# ENTRIES start
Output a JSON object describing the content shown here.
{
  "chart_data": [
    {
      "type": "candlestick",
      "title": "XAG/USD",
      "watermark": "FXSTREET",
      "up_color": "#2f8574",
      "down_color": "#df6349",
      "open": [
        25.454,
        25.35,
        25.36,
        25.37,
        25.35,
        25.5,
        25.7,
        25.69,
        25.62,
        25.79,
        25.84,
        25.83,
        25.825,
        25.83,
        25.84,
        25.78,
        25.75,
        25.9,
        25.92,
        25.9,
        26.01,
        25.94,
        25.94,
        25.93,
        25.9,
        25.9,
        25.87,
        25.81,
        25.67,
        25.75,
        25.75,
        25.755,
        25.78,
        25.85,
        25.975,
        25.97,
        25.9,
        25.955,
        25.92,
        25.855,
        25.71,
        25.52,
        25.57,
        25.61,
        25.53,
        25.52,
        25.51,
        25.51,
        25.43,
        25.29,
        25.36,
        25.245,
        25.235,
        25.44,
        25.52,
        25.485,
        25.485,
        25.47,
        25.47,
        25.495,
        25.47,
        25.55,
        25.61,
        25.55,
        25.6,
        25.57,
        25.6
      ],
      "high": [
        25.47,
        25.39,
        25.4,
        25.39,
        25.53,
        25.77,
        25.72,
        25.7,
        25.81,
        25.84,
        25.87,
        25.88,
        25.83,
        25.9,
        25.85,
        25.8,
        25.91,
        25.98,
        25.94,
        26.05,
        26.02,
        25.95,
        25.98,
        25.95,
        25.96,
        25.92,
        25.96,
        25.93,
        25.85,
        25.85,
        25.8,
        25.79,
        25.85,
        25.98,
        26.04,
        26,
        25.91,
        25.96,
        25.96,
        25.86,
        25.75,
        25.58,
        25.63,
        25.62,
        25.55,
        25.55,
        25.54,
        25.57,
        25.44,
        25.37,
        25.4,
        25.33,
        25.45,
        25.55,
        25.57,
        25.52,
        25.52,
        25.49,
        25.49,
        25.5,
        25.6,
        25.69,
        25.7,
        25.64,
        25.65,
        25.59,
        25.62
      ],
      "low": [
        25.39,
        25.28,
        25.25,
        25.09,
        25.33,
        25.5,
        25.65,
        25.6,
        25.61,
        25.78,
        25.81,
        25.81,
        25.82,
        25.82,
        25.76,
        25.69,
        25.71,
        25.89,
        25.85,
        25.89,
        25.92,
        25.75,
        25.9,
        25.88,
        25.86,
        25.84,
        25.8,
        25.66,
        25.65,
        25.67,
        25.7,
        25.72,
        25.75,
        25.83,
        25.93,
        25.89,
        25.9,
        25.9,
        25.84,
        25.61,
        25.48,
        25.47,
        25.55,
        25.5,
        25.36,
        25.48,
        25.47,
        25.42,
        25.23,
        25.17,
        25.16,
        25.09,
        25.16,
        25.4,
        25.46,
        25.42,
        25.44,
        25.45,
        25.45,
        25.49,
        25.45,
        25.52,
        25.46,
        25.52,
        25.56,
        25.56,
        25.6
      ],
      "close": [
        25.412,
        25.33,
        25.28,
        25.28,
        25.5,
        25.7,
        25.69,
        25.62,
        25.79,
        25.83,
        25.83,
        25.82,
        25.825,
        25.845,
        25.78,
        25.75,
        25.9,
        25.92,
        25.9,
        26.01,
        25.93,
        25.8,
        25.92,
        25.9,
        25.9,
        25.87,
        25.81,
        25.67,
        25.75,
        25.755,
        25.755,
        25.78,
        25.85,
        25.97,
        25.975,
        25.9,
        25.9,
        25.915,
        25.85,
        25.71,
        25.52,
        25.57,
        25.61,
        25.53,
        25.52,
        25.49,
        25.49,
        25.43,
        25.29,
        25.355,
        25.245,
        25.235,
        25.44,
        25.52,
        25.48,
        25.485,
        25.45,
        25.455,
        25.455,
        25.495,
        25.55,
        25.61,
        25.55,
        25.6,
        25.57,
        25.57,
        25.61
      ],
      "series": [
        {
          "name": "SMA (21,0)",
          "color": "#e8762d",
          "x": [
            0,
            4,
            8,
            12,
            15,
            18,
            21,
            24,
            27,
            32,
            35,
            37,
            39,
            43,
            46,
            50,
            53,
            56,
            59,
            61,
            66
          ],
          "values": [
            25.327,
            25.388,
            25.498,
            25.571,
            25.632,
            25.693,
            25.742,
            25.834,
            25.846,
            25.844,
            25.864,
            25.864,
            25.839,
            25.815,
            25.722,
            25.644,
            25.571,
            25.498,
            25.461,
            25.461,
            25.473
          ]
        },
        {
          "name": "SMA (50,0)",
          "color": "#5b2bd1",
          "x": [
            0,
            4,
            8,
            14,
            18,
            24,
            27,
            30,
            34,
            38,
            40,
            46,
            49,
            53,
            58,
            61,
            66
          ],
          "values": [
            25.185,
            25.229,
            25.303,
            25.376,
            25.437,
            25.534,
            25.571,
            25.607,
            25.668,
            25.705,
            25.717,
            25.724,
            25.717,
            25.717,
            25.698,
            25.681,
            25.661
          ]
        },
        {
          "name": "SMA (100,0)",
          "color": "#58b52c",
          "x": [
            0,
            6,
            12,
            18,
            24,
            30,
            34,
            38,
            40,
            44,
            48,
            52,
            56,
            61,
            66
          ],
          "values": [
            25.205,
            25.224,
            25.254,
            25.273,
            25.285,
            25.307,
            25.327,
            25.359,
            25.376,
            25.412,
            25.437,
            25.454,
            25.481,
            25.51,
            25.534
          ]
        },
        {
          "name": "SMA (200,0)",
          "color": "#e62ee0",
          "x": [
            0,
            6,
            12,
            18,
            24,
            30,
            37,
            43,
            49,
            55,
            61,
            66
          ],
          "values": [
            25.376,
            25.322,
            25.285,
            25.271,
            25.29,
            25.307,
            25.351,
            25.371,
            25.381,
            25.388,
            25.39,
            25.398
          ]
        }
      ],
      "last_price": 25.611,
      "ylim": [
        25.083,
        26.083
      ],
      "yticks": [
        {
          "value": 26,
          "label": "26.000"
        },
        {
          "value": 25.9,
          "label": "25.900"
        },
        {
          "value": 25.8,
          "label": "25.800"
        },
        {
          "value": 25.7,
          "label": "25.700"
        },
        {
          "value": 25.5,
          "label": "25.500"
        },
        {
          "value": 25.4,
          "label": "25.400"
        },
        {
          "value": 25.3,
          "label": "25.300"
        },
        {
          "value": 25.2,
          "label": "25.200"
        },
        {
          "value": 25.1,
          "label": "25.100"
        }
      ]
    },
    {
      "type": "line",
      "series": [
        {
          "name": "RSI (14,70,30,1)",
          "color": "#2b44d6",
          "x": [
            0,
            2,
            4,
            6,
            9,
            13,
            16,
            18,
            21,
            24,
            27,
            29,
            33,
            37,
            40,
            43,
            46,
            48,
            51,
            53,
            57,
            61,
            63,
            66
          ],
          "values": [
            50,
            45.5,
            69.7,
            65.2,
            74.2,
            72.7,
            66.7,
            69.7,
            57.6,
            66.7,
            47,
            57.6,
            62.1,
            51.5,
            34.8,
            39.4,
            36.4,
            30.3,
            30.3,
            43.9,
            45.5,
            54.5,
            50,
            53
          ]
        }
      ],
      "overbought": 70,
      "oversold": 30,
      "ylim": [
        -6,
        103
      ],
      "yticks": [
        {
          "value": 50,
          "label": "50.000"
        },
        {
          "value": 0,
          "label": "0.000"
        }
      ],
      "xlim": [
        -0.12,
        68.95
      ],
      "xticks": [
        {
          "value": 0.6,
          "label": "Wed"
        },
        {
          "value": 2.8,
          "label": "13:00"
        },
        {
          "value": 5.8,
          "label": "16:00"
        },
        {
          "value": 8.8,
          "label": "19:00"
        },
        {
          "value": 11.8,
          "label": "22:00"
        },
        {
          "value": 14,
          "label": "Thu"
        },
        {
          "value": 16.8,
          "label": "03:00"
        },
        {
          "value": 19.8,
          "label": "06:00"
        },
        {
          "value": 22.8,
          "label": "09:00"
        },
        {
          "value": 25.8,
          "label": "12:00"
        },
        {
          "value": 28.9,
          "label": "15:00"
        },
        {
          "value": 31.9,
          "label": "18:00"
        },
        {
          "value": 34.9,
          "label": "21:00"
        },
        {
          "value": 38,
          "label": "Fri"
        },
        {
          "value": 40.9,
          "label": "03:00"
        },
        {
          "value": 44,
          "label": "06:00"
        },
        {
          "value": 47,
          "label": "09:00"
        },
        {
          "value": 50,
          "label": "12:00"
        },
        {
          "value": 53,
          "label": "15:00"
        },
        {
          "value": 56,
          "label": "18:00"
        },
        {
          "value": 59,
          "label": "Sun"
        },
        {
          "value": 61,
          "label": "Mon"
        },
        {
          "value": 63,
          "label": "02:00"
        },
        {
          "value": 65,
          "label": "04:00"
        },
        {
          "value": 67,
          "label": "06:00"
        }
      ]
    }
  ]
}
# ENTRIES end
Select every line in the material above where the string "name" occurs, and copy it.

          "name": "SMA (21,0)",
          "name": "SMA (50,0)",
          "name": "SMA (100,0)",
          "name": "SMA (200,0)",
          "name": "RSI (14,70,30,1)",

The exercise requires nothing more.